DATA SECTION:

= = = =

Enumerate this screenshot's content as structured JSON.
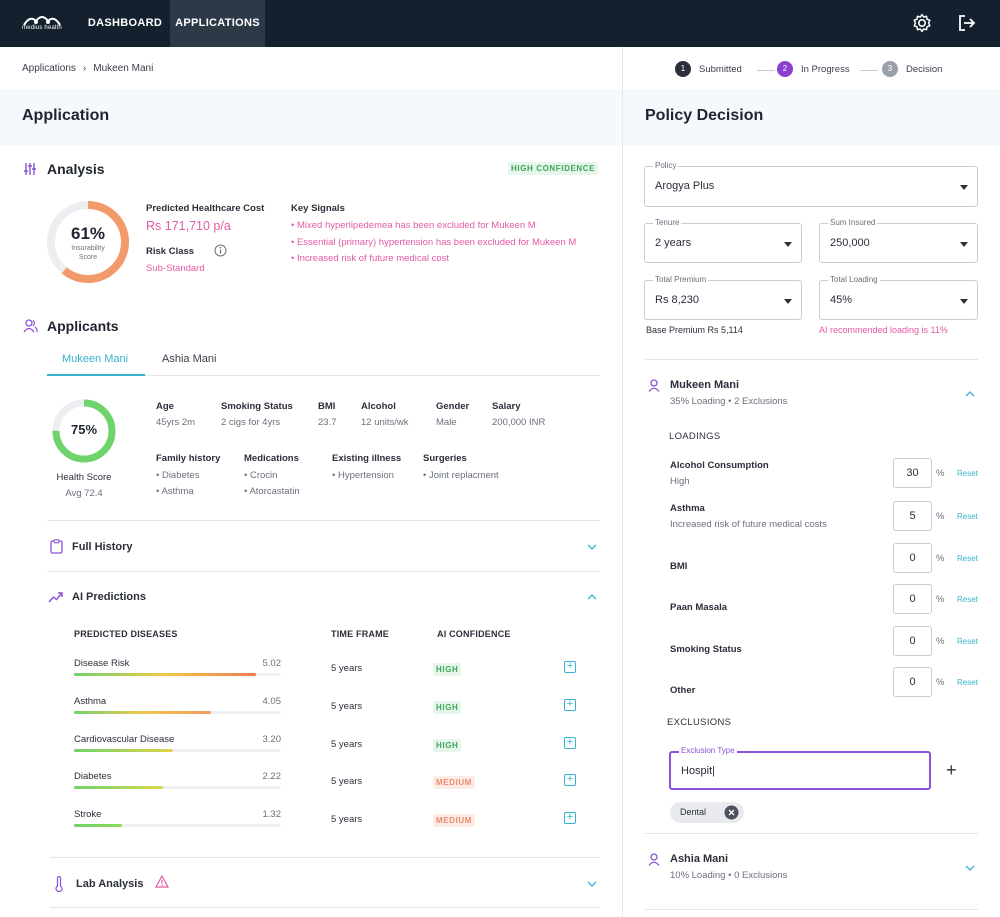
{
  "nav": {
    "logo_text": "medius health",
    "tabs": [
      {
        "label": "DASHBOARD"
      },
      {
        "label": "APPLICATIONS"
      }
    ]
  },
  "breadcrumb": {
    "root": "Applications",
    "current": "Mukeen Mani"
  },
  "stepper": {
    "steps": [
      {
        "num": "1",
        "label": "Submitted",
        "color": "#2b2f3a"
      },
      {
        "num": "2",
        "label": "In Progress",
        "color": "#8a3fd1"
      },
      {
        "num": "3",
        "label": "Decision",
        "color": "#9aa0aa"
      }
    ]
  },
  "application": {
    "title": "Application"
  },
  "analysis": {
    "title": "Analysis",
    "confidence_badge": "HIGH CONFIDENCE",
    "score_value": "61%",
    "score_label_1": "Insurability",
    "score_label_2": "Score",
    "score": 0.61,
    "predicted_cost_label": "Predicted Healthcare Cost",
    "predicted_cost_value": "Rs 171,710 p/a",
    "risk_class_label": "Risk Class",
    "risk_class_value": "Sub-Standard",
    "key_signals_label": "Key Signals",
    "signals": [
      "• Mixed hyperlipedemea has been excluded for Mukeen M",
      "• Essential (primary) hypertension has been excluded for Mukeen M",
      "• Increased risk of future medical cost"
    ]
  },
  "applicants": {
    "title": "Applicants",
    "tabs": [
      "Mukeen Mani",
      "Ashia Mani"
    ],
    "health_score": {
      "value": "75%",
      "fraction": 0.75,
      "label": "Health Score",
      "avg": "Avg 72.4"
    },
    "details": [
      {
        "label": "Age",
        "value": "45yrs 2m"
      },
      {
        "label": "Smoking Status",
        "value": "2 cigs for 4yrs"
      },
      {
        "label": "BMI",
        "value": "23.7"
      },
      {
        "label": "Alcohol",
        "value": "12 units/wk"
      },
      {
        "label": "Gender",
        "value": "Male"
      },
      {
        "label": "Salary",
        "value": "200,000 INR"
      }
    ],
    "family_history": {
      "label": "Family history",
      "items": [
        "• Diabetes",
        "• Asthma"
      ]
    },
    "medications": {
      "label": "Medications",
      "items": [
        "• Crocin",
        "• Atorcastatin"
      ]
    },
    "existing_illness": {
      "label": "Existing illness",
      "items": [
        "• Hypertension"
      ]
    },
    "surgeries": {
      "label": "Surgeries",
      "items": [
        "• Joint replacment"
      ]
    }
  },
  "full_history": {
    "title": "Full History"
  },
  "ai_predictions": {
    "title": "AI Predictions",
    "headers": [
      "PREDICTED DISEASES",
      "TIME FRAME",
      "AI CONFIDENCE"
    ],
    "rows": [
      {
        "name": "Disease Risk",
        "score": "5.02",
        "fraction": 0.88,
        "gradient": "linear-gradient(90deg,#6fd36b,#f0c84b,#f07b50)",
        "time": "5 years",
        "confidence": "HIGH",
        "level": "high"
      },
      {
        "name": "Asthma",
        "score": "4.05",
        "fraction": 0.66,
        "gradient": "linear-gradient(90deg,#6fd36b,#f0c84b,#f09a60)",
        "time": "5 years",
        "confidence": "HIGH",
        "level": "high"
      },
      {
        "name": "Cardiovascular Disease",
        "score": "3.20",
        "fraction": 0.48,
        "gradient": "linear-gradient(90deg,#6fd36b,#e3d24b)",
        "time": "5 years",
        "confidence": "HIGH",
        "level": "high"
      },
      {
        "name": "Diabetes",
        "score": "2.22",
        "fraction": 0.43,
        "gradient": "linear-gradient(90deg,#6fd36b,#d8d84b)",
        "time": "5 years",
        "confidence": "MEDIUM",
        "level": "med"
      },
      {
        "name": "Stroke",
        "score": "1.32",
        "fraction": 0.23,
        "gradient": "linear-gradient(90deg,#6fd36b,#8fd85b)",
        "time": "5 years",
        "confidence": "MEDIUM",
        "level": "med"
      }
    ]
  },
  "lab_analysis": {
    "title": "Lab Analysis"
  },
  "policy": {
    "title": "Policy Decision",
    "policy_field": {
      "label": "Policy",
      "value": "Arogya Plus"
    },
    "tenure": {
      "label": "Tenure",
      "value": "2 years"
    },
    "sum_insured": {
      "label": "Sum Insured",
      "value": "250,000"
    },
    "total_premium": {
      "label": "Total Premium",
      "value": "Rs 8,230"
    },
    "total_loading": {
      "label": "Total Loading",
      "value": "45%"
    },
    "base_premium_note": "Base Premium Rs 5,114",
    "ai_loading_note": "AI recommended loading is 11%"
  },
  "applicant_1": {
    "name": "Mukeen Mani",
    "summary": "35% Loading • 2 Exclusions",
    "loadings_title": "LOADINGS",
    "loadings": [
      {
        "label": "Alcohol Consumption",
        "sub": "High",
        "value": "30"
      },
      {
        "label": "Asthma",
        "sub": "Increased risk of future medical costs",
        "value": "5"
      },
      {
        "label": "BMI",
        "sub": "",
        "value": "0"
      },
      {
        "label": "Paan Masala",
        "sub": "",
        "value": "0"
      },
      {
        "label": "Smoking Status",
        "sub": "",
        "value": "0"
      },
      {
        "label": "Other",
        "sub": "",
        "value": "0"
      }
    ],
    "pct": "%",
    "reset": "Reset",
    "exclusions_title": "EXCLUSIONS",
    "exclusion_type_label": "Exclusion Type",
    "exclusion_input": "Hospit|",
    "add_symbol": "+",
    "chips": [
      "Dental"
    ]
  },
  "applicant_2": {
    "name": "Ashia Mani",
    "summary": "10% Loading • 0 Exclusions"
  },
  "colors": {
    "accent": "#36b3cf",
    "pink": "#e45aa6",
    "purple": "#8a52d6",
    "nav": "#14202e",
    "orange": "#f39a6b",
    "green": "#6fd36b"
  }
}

= = = =

STATED GOAL: Copy every entry word for word, but omit the pictures.

EXERCISE SOLUTION:
Enumerate this screenshot's content as structured JSON.
{
  "nav": {
    "logo_text": "medius health",
    "tabs": [
      {
        "label": "DASHBOARD"
      },
      {
        "label": "APPLICATIONS"
      }
    ]
  },
  "breadcrumb": {
    "root": "Applications",
    "current": "Mukeen Mani"
  },
  "stepper": {
    "steps": [
      {
        "num": "1",
        "label": "Submitted",
        "color": "#2b2f3a"
      },
      {
        "num": "2",
        "label": "In Progress",
        "color": "#8a3fd1"
      },
      {
        "num": "3",
        "label": "Decision",
        "color": "#9aa0aa"
      }
    ]
  },
  "application": {
    "title": "Application"
  },
  "analysis": {
    "title": "Analysis",
    "confidence_badge": "HIGH CONFIDENCE",
    "score_value": "61%",
    "score_label_1": "Insurability",
    "score_label_2": "Score",
    "score": 0.61,
    "predicted_cost_label": "Predicted Healthcare Cost",
    "predicted_cost_value": "Rs 171,710 p/a",
    "risk_class_label": "Risk Class",
    "risk_class_value": "Sub-Standard",
    "key_signals_label": "Key Signals",
    "signals": [
      "• Mixed hyperlipedemea has been excluded for Mukeen M",
      "• Essential (primary) hypertension has been excluded for Mukeen M",
      "• Increased risk of future medical cost"
    ]
  },
  "applicants": {
    "title": "Applicants",
    "tabs": [
      "Mukeen Mani",
      "Ashia Mani"
    ],
    "health_score": {
      "value": "75%",
      "fraction": 0.75,
      "label": "Health Score",
      "avg": "Avg 72.4"
    },
    "details": [
      {
        "label": "Age",
        "value": "45yrs 2m"
      },
      {
        "label": "Smoking Status",
        "value": "2 cigs for 4yrs"
      },
      {
        "label": "BMI",
        "value": "23.7"
      },
      {
        "label": "Alcohol",
        "value": "12 units/wk"
      },
      {
        "label": "Gender",
        "value": "Male"
      },
      {
        "label": "Salary",
        "value": "200,000 INR"
      }
    ],
    "family_history": {
      "label": "Family history",
      "items": [
        "• Diabetes",
        "• Asthma"
      ]
    },
    "medications": {
      "label": "Medications",
      "items": [
        "• Crocin",
        "• Atorcastatin"
      ]
    },
    "existing_illness": {
      "label": "Existing illness",
      "items": [
        "• Hypertension"
      ]
    },
    "surgeries": {
      "label": "Surgeries",
      "items": [
        "• Joint replacment"
      ]
    }
  },
  "full_history": {
    "title": "Full History"
  },
  "ai_predictions": {
    "title": "AI Predictions",
    "headers": [
      "PREDICTED DISEASES",
      "TIME FRAME",
      "AI CONFIDENCE"
    ],
    "rows": [
      {
        "name": "Disease Risk",
        "score": "5.02",
        "fraction": 0.88,
        "gradient": "linear-gradient(90deg,#6fd36b,#f0c84b,#f07b50)",
        "time": "5 years",
        "confidence": "HIGH",
        "level": "high"
      },
      {
        "name": "Asthma",
        "score": "4.05",
        "fraction": 0.66,
        "gradient": "linear-gradient(90deg,#6fd36b,#f0c84b,#f09a60)",
        "time": "5 years",
        "confidence": "HIGH",
        "level": "high"
      },
      {
        "name": "Cardiovascular Disease",
        "score": "3.20",
        "fraction": 0.48,
        "gradient": "linear-gradient(90deg,#6fd36b,#e3d24b)",
        "time": "5 years",
        "confidence": "HIGH",
        "level": "high"
      },
      {
        "name": "Diabetes",
        "score": "2.22",
        "fraction": 0.43,
        "gradient": "linear-gradient(90deg,#6fd36b,#d8d84b)",
        "time": "5 years",
        "confidence": "MEDIUM",
        "level": "med"
      },
      {
        "name": "Stroke",
        "score": "1.32",
        "fraction": 0.23,
        "gradient": "linear-gradient(90deg,#6fd36b,#8fd85b)",
        "time": "5 years",
        "confidence": "MEDIUM",
        "level": "med"
      }
    ]
  },
  "lab_analysis": {
    "title": "Lab Analysis"
  },
  "policy": {
    "title": "Policy Decision",
    "policy_field": {
      "label": "Policy",
      "value": "Arogya Plus"
    },
    "tenure": {
      "label": "Tenure",
      "value": "2 years"
    },
    "sum_insured": {
      "label": "Sum Insured",
      "value": "250,000"
    },
    "total_premium": {
      "label": "Total Premium",
      "value": "Rs 8,230"
    },
    "total_loading": {
      "label": "Total Loading",
      "value": "45%"
    },
    "base_premium_note": "Base Premium Rs 5,114",
    "ai_loading_note": "AI recommended loading is 11%"
  },
  "applicant_1": {
    "name": "Mukeen Mani",
    "summary": "35% Loading • 2 Exclusions",
    "loadings_title": "LOADINGS",
    "loadings": [
      {
        "label": "Alcohol Consumption",
        "sub": "High",
        "value": "30"
      },
      {
        "label": "Asthma",
        "sub": "Increased risk of future medical costs",
        "value": "5"
      },
      {
        "label": "BMI",
        "sub": "",
        "value": "0"
      },
      {
        "label": "Paan Masala",
        "sub": "",
        "value": "0"
      },
      {
        "label": "Smoking Status",
        "sub": "",
        "value": "0"
      },
      {
        "label": "Other",
        "sub": "",
        "value": "0"
      }
    ],
    "pct": "%",
    "reset": "Reset",
    "exclusions_title": "EXCLUSIONS",
    "exclusion_type_label": "Exclusion Type",
    "exclusion_input": "Hospit|",
    "add_symbol": "+",
    "chips": [
      "Dental"
    ]
  },
  "applicant_2": {
    "name": "Ashia Mani",
    "summary": "10% Loading • 0 Exclusions"
  },
  "colors": {
    "accent": "#36b3cf",
    "pink": "#e45aa6",
    "purple": "#8a52d6",
    "nav": "#14202e",
    "orange": "#f39a6b",
    "green": "#6fd36b"
  }
}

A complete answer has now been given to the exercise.